▶ _Short task_
Write out the listing exactly as it is given.

▶ _Material for the task_
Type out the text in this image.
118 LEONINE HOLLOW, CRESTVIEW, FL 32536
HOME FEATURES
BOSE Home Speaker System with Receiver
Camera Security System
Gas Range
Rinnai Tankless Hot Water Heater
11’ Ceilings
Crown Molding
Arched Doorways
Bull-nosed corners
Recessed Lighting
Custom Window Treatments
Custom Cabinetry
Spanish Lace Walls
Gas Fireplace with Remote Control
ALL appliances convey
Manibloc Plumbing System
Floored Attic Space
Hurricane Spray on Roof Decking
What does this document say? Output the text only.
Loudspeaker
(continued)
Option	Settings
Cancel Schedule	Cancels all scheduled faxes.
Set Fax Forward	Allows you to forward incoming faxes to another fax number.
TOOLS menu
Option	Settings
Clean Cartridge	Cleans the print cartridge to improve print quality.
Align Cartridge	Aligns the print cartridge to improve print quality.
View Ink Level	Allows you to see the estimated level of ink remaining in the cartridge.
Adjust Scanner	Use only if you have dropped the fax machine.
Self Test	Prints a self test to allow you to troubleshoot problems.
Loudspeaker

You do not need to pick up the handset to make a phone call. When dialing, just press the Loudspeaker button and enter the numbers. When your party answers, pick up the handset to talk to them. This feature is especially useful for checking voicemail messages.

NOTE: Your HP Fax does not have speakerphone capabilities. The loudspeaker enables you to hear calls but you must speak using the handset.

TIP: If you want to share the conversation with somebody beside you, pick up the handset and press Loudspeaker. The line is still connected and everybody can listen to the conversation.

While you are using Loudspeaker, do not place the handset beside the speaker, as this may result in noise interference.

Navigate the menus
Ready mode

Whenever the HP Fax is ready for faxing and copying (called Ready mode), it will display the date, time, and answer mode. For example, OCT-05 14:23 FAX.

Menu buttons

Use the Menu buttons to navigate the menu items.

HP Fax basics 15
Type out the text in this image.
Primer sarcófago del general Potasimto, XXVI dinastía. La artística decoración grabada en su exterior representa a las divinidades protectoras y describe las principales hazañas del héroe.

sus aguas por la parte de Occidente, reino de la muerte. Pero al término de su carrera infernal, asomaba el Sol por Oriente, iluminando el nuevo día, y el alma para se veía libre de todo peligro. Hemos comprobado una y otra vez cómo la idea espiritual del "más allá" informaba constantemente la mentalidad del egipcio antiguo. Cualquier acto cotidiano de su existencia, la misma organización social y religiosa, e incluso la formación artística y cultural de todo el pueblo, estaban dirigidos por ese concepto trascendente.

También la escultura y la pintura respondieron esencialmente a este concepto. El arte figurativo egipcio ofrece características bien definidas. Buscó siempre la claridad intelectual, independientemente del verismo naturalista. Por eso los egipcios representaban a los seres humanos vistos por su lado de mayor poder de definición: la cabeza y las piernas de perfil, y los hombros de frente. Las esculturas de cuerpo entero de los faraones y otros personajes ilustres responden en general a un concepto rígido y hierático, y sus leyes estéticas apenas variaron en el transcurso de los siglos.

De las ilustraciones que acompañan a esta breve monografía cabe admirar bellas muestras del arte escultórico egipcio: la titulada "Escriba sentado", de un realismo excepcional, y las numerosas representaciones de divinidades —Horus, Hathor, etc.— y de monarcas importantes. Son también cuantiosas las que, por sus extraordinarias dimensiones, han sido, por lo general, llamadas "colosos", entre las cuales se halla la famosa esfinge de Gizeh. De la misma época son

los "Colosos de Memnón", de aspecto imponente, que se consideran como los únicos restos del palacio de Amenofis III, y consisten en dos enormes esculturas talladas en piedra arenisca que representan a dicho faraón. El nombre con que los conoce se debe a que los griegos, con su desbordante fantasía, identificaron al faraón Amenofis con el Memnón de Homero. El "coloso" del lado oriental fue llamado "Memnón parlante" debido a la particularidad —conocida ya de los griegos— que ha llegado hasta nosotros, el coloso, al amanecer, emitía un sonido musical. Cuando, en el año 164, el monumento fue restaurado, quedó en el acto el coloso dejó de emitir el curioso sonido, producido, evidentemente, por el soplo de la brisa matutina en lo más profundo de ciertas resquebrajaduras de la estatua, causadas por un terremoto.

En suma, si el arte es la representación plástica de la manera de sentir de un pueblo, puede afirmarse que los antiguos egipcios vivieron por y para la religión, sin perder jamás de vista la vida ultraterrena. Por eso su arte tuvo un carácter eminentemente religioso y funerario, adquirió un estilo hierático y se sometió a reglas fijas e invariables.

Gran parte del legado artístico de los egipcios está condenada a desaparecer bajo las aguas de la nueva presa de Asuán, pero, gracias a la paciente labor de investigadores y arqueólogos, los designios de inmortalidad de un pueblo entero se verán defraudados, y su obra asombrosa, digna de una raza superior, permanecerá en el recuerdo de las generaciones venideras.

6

▶ _The answer_
Type out the text in this image.
118 LEONINE HOLLOW, CRESTVIEW, FL 32536
HOME FEATURES
BOSE Home Speaker System with Receiver
Camera Security System
Gas Range
Rinnai Tankless Hot Water Heater
11’ Ceilings
Crown Molding
Arched Doorways
Bull-nosed corners
Recessed Lighting
Custom Window Treatments
Custom Cabinetry
Spanish Lace Walls
Gas Fireplace with Remote Control
ALL appliances convey
Manibloc Plumbing System
Floored Attic Space
Hurricane Spray on Roof Decking
What does this document say? Output the text only.
Loudspeaker
(continued)
Option	Settings
Cancel Schedule	Cancels all scheduled faxes.
Set Fax Forward	Allows you to forward incoming faxes to another fax number.
TOOLS menu
Option	Settings
Clean Cartridge	Cleans the print cartridge to improve print quality.
Align Cartridge	Aligns the print cartridge to improve print quality.
View Ink Level	Allows you to see the estimated level of ink remaining in the cartridge.
Adjust Scanner	Use only if you have dropped the fax machine.
Self Test	Prints a self test to allow you to troubleshoot problems.
Loudspeaker

You do not need to pick up the handset to make a phone call. When dialing, just press the Loudspeaker button and enter the numbers. When your party answers, pick up the handset to talk to them. This feature is especially useful for checking voicemail messages.

NOTE: Your HP Fax does not have speakerphone capabilities. The loudspeaker enables you to hear calls but you must speak using the handset.

TIP: If you want to share the conversation with somebody beside you, pick up the handset and press Loudspeaker. The line is still connected and everybody can listen to the conversation.

While you are using Loudspeaker, do not place the handset beside the speaker, as this may result in noise interference.

Navigate the menus
Ready mode

Whenever the HP Fax is ready for faxing and copying (called Ready mode), it will display the date, time, and answer mode. For example, OCT-05 14:23 FAX.

Menu buttons

Use the Menu buttons to navigate the menu items.

HP Fax basics 15
Type out the text in this image.
Primer sarcófago del general Potasimto, XXVI dinastía. La artística decoración grabada en su exterior representa a las divinidades protectoras y describe las principales hazañas del héroe.

sus aguas por la parte de Occidente, reino de la muerte. Pero al término de su carrera infernal, asomaba el Sol por Oriente, iluminando el nuevo día, y el alma para se veía libre de todo peligro. Hemos comprobado una y otra vez cómo la idea espiritual del "más allá" informaba constantemente la mentalidad del egipcio antiguo. Cualquier acto cotidiano de su existencia, la misma organización social y religiosa, e incluso la formación artística y cultural de todo el pueblo, estaban dirigidos por ese concepto trascendente.

También la escultura y la pintura respondieron esencialmente a este concepto. El arte figurativo egipcio ofrece características bien definidas. Buscó siempre la claridad intelectual, independientemente del verismo naturalista. Por eso los egipcios representaban a los seres humanos vistos por su lado de mayor poder de definición: la cabeza y las piernas de perfil, y los hombros de frente. Las esculturas de cuerpo entero de los faraones y otros personajes ilustres responden en general a un concepto rígido y hierático, y sus leyes estéticas apenas variaron en el transcurso de los siglos.

De las ilustraciones que acompañan a esta breve monografía cabe admirar bellas muestras del arte escultórico egipcio: la titulada "Escriba sentado", de un realismo excepcional, y las numerosas representaciones de divinidades —Horus, Hathor, etc.— y de monarcas importantes. Son también cuantiosas las que, por sus extraordinarias dimensiones, han sido, por lo general, llamadas "colosos", entre las cuales se halla la famosa esfinge de Gizeh. De la misma época son

los "Colosos de Memnón", de aspecto imponente, que se consideran como los únicos restos del palacio de Amenofis III, y consisten en dos enormes esculturas talladas en piedra arenisca que representan a dicho faraón. El nombre con que los conoce se debe a que los griegos, con su desbordante fantasía, identificaron al faraón Amenofis con el Memnón de Homero. El "coloso" del lado oriental fue llamado "Memnón parlante" debido a la particularidad —conocida ya de los griegos— que ha llegado hasta nosotros, el coloso, al amanecer, emitía un sonido musical. Cuando, en el año 164, el monumento fue restaurado, quedó en el acto el coloso dejó de emitir el curioso sonido, producido, evidentemente, por el soplo de la brisa matutina en lo más profundo de ciertas resquebrajaduras de la estatua, causadas por un terremoto.

En suma, si el arte es la representación plástica de la manera de sentir de un pueblo, puede afirmarse que los antiguos egipcios vivieron por y para la religión, sin perder jamás de vista la vida ultraterrena. Por eso su arte tuvo un carácter eminentemente religioso y funerario, adquirió un estilo hierático y se sometió a reglas fijas e invariables.

Gran parte del legado artístico de los egipcios está condenada a desaparecer bajo las aguas de la nueva presa de Asuán, pero, gracias a la paciente labor de investigadores y arqueólogos, los designios de inmortalidad de un pueblo entero se verán defraudados, y su obra asombrosa, digna de una raza superior, permanecerá en el recuerdo de las generaciones venideras.

6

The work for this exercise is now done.